Objectifs:
#1 D'après l'extrait fourni, dans quoi tout se joue-t-il pour l'essentiel chez Sophocle ?
#2 Reproduisez, s'il vous plaît, le passage de l'extrait fourni qui commence par « Avant de l’aborder, je » et se poursuit jusqu'à « de ses personnages. ».

Le délire, ce sera l’invention du complot, via l’orgè : le bouillonnement intérieur, dont la colère, ce qui conduit à se laisser dominer par la passion (= ce qui est subi).
Il commencera après ce dialogue de quatre vers qui suit la réaction violente d’Œdipe au refus qu’oppose Tirésias à sa demande de révéler l’identité du meurtrier de Laïos.
Avant de l’aborder, je précise à nouveau ce point qui me semble important : Sophocle ne raconte pas une histoire, il la rappelle, plus exactement il l’utilise pour proposer une problématique inspirée par l’histoire elle-même.
Tout se joue, pour l’essentiel, dans le langage (mots, syntaxe) qu’il met dans la bouche de ses personnages.

Lignes de données:

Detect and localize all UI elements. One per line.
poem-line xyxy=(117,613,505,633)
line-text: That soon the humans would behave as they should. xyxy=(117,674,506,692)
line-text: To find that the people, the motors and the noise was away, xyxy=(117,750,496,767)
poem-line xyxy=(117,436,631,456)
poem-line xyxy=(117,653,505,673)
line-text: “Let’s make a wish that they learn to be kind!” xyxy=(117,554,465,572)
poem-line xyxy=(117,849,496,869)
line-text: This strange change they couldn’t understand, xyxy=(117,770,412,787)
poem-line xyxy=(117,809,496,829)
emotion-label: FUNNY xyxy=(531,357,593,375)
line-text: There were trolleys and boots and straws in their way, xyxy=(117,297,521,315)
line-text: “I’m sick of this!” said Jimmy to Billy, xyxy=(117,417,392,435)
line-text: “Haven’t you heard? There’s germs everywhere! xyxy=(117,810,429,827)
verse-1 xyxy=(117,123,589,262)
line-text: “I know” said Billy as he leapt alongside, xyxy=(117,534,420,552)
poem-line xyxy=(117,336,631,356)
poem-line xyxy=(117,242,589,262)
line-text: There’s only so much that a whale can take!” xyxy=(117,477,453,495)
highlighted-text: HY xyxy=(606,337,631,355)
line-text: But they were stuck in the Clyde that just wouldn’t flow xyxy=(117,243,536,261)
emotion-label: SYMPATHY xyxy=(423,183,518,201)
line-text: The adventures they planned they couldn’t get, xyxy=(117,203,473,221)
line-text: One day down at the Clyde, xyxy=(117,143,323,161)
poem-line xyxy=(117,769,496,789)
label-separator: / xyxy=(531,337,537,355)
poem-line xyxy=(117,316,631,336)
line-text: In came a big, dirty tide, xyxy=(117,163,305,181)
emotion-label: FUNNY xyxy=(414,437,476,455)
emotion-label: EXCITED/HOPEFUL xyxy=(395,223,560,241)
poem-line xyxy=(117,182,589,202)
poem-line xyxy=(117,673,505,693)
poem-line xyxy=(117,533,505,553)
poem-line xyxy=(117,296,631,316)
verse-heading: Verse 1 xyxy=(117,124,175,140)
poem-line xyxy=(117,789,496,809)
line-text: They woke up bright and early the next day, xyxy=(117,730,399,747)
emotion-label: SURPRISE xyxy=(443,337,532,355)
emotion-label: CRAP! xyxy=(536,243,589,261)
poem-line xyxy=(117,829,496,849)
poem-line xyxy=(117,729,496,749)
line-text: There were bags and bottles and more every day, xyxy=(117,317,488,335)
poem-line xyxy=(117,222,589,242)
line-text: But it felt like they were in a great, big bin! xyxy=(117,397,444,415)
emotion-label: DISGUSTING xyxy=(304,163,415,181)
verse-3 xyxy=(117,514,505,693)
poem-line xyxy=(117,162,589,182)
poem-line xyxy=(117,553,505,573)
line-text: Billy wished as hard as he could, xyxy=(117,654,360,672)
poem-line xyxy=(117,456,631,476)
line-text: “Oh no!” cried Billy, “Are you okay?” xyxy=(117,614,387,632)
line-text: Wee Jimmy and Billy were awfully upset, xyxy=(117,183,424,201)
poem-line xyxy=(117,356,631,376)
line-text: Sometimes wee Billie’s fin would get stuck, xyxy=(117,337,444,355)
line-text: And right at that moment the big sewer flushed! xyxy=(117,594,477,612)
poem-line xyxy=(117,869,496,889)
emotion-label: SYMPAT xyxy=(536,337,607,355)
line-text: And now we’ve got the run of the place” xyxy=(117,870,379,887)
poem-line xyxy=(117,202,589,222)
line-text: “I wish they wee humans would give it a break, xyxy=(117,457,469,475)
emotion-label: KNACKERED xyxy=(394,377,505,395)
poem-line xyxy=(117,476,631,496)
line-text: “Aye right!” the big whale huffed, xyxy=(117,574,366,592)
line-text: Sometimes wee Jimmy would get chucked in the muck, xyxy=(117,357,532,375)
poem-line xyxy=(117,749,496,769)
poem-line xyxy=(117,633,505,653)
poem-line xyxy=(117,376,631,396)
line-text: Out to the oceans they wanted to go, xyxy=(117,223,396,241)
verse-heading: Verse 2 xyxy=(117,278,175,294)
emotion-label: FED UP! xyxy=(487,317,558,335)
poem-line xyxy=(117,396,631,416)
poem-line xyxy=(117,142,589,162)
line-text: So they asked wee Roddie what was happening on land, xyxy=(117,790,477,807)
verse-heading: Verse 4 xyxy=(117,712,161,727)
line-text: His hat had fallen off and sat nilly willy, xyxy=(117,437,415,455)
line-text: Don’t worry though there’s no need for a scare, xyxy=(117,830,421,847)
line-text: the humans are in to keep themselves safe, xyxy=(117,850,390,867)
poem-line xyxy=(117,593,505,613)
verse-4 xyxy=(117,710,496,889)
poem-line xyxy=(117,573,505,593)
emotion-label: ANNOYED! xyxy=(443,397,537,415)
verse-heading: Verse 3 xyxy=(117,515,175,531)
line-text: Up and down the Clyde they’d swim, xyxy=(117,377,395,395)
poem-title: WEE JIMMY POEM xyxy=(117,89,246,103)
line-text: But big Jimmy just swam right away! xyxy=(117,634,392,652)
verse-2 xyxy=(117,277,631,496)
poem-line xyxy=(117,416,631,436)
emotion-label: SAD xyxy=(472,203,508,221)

Réponses à l'exercice:
#1 Dans le langage (mots, syntaxe) qu'il met dans la bouche de ses personnages.

#2
Avant de l’aborder, je précise à nouveau ce point qui me semble important : Sophocle ne raconte pas une histoire, il la rappelle, plus exactement il l’utilise pour proposer une problématique inspirée par l’histoire elle-même.
Tout se joue, pour l’essentiel, dans le langage (mots, syntaxe) qu’il met dans la bouche de ses personnages.